- Action item A -
In the discussion of baur build output below, what environment variable name is proposed for the build output file?
- Action item B -
Retype everything in the discussion of baur build output below, from "You are correct, gotemplate" down to "something like this.".

Excerpted text Start Marker

This is a good idea. Before executing a command baur can generate a temporary file path and make it available to the build command either via template variable or env var. The build step will write JSON output to this file and baur will unmarshal it as JSON. The unmarshalled data will be available to via template variables to the upload steps.

Example flow:

  1. Generate build output temp file, available via {{ .buildResultsJsonPath }} or BUILD_RESULTS_PATH env variable
  2. Build script can either accept output as cli argument myscript.py {{ .buildResultsJsonPath }} or using the env var.
  3. After execution baur will read the file and try to parse as json.
  4. The JSON should be only 1 level nesting (key: value) and will be unmarshalled into map[string]string{}
  5. There will be a template function via gotemplate using which u can resolve data from the output

It also came to my mind that what you want to do could be realized in a different way. baur could support custom uploaders instead of only S3 and docker registries. A custom uploader would be a command that baur runs to upload an artifact. When baur invokes the custom uploader it passed information like the filepath/image-id to upload, appname, taskname, etc. The command does what it want and prints the URI ) where the output was uploaded to (maybe also some more information) or an error message. The URI that the command prints will be stored in the baur database for the task run. This would allow to store artifacts wherever and however the user wants. In your particular case you could have a custom uploader that reads information from some file that you previous created when the task-command was run and then does a docker push.

What do you think?

This is a good idea, and I think will be useful in general. A generic uploaded that is just a script execution and returns some output that is used as the artifact for the step. We are personally currently interested in the step output as json you proposed, so we can start with that. The generic uploaded is also a good idea, but less important for us at this point as we are uploading docker images as the output of our build.

fho commented 3 years ago

sounds great :+1:, some comments:

Example flow:

1. Generate build output temp file, available via `{{ .buildResultsJsonPath }}` or `BUILD_RESULTS_PATH` env variable

Should be sufficient to only generate a unique filename. The file can be created by the executed command itself.

2. Build script can either accept output as cli argument `myscript.py {{ .buildResultsJsonPath }}` or using the env var.

It should be easier for the first implementation to only support specifying the environment variable via the output file. If we later still want to support {{ .buildResultsJsonPath }} we can do it in a follow-up PR.

Replacing the variables for the command is currently done after the config was parsed. We would have to generate the filename when the configs are loaded, which is the wrong stage. Alternatively we would have to totally refactor when variables a replaced. :-)

4. The JSON should be only 1 level nesting (key: value) and will be unmarshalled into `map[string]string{}`

Are you sure that it is not possible to query via gotemplate statements nested map[string]interface{} types? If it would be possible we would not need the 1 lvl nesting limitation.

kostyay commented 3 years ago

Good points, simplify the implementation.

Are you sure that it is not possible to query via gotemplate statements nested map[string]interface{} types? If it would be possible we would not need the 1 lvl nesting limitation.

You are correct, gotemplate supports multilevel map[string]interface{} so that will also work.

I will look at the code and see how hard its to implement something like this.

Excerpted text End Marker
Entries shown Start Marker

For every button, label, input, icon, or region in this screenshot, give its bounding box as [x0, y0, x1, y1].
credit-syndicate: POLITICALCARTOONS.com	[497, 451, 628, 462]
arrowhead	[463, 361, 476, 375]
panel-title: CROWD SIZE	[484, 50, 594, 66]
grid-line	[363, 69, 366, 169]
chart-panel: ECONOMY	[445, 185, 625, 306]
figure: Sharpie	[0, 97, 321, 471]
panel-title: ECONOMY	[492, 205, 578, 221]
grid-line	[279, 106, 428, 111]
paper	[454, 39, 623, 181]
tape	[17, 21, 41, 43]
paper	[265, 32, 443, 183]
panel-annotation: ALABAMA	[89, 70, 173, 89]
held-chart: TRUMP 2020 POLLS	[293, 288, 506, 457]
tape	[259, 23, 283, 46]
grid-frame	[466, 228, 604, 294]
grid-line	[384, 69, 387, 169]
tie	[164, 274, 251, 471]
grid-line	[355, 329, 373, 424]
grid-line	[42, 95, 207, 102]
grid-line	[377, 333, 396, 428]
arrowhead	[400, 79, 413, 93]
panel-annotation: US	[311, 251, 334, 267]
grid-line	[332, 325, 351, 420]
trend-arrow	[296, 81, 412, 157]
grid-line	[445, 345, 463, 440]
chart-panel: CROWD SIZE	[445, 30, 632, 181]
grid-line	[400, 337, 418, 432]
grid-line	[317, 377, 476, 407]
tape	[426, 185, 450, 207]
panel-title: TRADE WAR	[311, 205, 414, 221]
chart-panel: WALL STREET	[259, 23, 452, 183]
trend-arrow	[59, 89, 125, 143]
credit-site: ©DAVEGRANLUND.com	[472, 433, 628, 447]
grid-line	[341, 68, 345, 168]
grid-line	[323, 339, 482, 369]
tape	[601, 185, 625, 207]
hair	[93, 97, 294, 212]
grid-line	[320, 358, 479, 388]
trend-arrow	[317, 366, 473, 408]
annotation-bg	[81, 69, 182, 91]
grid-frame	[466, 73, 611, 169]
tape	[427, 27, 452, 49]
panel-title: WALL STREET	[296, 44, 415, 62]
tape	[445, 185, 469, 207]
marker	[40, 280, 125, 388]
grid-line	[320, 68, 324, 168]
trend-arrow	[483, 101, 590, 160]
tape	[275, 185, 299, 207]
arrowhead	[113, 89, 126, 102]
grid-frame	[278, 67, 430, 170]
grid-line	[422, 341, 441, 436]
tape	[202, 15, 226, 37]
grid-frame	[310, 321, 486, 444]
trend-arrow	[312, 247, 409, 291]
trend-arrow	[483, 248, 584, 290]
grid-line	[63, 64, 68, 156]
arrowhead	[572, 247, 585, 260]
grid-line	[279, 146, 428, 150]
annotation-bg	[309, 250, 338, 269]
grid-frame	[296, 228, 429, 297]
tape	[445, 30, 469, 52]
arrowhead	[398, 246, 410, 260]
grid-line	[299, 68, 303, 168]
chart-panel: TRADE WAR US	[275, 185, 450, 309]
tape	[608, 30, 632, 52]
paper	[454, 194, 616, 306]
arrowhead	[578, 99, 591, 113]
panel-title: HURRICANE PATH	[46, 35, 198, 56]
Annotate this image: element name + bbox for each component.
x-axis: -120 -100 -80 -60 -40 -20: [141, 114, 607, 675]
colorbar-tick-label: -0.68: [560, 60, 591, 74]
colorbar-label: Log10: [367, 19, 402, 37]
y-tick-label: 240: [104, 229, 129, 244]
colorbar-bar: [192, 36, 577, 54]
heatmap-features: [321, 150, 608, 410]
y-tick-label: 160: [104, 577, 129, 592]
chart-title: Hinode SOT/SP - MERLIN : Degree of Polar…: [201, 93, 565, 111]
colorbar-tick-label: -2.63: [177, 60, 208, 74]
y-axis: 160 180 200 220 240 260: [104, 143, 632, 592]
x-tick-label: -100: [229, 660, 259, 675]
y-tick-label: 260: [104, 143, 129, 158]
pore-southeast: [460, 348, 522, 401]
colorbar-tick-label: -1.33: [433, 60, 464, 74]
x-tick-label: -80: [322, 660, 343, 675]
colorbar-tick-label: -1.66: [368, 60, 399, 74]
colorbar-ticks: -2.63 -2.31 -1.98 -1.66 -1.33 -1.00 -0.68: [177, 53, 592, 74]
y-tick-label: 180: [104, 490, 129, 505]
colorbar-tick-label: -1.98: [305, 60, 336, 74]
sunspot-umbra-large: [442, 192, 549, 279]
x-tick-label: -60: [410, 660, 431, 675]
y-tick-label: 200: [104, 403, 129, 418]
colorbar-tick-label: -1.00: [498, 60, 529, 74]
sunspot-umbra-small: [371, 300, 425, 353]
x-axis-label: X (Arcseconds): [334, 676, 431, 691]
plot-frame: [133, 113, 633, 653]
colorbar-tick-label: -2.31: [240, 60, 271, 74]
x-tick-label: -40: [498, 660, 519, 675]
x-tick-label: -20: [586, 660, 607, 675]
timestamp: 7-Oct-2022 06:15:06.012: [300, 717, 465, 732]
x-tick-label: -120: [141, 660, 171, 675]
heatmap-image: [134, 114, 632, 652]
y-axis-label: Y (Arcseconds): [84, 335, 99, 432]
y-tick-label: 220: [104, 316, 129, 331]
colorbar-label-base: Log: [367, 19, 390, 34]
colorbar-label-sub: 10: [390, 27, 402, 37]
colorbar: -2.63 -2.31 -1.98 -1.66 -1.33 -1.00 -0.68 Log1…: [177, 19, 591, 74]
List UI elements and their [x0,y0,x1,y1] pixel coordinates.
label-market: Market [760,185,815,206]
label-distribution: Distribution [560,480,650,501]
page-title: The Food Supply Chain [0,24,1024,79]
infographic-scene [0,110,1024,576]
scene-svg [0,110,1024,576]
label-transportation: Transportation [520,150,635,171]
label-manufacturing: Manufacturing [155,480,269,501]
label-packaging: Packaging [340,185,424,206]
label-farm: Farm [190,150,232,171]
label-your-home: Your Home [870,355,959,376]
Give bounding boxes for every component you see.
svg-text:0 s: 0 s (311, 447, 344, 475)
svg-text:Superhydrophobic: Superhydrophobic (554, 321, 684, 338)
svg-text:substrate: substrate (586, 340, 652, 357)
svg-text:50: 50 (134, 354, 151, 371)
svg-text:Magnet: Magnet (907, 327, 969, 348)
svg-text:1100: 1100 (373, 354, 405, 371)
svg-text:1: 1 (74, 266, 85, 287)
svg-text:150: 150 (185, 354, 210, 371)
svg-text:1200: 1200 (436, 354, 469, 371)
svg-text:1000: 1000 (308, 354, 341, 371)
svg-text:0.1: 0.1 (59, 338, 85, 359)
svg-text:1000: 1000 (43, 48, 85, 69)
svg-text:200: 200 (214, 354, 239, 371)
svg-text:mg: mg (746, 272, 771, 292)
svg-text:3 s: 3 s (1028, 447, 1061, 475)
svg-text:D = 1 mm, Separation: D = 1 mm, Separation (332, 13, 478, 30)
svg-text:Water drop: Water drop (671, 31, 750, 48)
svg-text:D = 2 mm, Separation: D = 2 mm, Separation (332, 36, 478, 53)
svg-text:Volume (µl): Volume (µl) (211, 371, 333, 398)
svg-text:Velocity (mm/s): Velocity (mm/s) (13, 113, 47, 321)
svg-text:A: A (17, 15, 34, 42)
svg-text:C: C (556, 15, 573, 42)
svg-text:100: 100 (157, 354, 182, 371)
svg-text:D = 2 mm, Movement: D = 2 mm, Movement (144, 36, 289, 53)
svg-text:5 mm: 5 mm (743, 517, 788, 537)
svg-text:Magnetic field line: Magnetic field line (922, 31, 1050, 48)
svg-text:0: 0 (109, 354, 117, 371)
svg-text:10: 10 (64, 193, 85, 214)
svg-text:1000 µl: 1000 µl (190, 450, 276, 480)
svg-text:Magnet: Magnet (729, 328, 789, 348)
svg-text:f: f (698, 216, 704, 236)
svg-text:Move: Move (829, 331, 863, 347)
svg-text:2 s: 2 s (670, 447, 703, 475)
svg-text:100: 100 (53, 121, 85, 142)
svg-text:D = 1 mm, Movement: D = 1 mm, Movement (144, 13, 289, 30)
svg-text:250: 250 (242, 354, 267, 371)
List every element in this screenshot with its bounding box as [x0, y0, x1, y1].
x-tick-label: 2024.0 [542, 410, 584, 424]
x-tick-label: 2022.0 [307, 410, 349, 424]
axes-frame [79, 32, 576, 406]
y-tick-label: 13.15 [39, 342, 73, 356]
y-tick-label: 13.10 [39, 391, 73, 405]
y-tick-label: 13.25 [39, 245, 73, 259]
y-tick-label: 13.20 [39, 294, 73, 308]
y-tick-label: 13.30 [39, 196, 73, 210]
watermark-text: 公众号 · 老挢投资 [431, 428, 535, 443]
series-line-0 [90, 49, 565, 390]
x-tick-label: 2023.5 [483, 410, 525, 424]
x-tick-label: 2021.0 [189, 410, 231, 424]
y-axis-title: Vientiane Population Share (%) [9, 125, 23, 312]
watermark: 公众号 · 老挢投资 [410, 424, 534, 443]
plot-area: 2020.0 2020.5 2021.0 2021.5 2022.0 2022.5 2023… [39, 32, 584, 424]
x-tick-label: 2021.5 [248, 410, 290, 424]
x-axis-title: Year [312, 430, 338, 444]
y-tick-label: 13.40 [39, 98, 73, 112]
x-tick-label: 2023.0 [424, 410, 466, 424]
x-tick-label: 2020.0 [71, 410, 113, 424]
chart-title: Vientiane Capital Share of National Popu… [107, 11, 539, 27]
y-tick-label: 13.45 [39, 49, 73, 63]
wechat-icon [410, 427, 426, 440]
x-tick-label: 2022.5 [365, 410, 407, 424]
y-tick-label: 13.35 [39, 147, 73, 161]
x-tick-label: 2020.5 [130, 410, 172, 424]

Entries shown End Marker

- Exercise response A -
BUILD_RESULTS_PATH

- Exercise response B -
You are correct, gotemplate supports multilevel map[string]interface{} so that will also work.

I will look at the code and see how hard its to implement something like this.